- Goal of the exercise: Print the entries below word for word; the pictures stay out of your copy.
-- START OF Data shown --
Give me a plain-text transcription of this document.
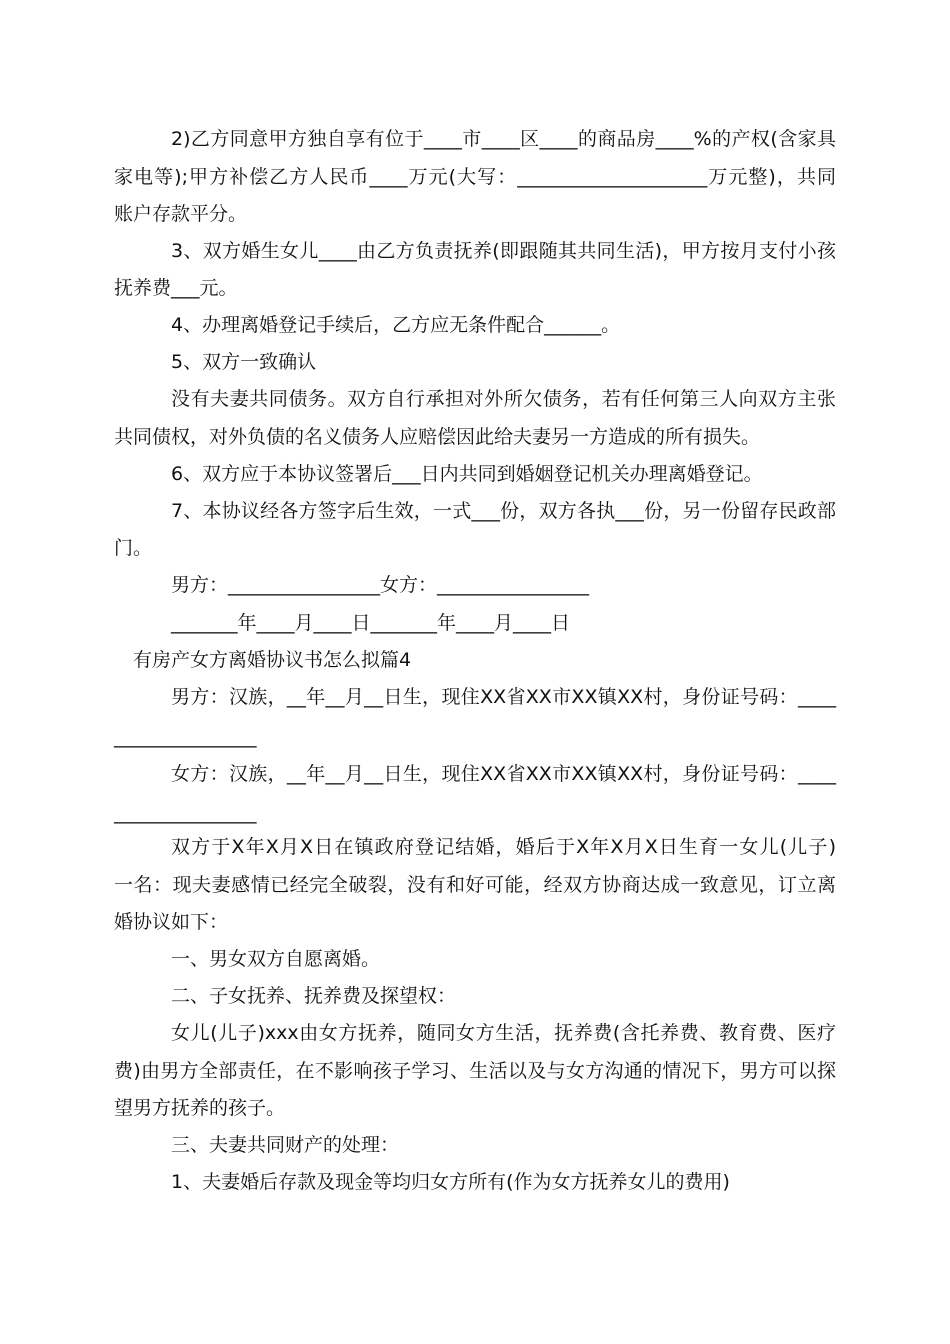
2)乙方同意甲方独自享有位于____市____区____的商品房____%的产权(含家具
家电等);甲方补偿乙方人民币____万元(大写：____________________万元整)，共同
账户存款平分。
3、双方婚生女儿____由乙方负责抚养(即跟随其共同生活)，甲方按月支付小孩
抚养费___元。
4、办理离婚登记手续后，乙方应无条件配合______。
5、双方一致确认
没有夫妻共同债务。双方自行承担对外所欠债务，若有任何第三人向双方主张
共同债权，对外负债的名义债务人应赔偿因此给夫妻另一方造成的所有损失。
6、双方应于本协议签署后___日内共同到婚姻登记机关办理离婚登记。
7、本协议经各方签字后生效，一式___份，双方各执___份，另一份留存民政部
门。
男方：________________女方：________________
_______年____月____日_______年____月____日
有房产女方离婚协议书怎么拟篇4
男方：汉族，__年__月__日生，现住XX省XX市XX镇XX村，身份证号码：____
_______________
女方：汉族，__年__月__日生，现住XX省XX市XX镇XX村，身份证号码：____
_______________
双方于X年X月X日在镇政府登记结婚，婚后于X年X月X日生育一女儿(儿子)
一名：现夫妻感情已经完全破裂，没有和好可能，经双方协商达成一致意见，订立离
婚协议如下：
一、男女双方自愿离婚。
二、子女抚养、抚养费及探望权：
女儿(儿子)xxx由女方抚养，随同女方生活，抚养费(含托养费、教育费、医疗
费)由男方全部责任，在不影响孩子学习、生活以及与女方沟通的情况下，男方可以探
望男方抚养的孩子。
三、夫妻共同财产的处理：
1、夫妻婚后存款及现金等均归女方所有(作为女方抚养女儿的费用)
-- END OF Data shown --
- Solution to this exercise:
Give me a plain-text transcription of this document.
2)乙方同意甲方独自享有位于____市____区____的商品房____%的产权(含家具
家电等);甲方补偿乙方人民币____万元(大写：____________________万元整)，共同
账户存款平分。
3、双方婚生女儿____由乙方负责抚养(即跟随其共同生活)，甲方按月支付小孩
抚养费___元。
4、办理离婚登记手续后，乙方应无条件配合______。
5、双方一致确认
没有夫妻共同债务。双方自行承担对外所欠债务，若有任何第三人向双方主张
共同债权，对外负债的名义债务人应赔偿因此给夫妻另一方造成的所有损失。
6、双方应于本协议签署后___日内共同到婚姻登记机关办理离婚登记。
7、本协议经各方签字后生效，一式___份，双方各执___份，另一份留存民政部
门。
男方：________________女方：________________
_______年____月____日_______年____月____日
有房产女方离婚协议书怎么拟篇4
男方：汉族，__年__月__日生，现住XX省XX市XX镇XX村，身份证号码：____
_______________
女方：汉族，__年__月__日生，现住XX省XX市XX镇XX村，身份证号码：____
_______________
双方于X年X月X日在镇政府登记结婚，婚后于X年X月X日生育一女儿(儿子)
一名：现夫妻感情已经完全破裂，没有和好可能，经双方协商达成一致意见，订立离
婚协议如下：
一、男女双方自愿离婚。
二、子女抚养、抚养费及探望权：
女儿(儿子)xxx由女方抚养，随同女方生活，抚养费(含托养费、教育费、医疗
费)由男方全部责任，在不影响孩子学习、生活以及与女方沟通的情况下，男方可以探
望男方抚养的孩子。
三、夫妻共同财产的处理：
1、夫妻婚后存款及现金等均归女方所有(作为女方抚养女儿的费用)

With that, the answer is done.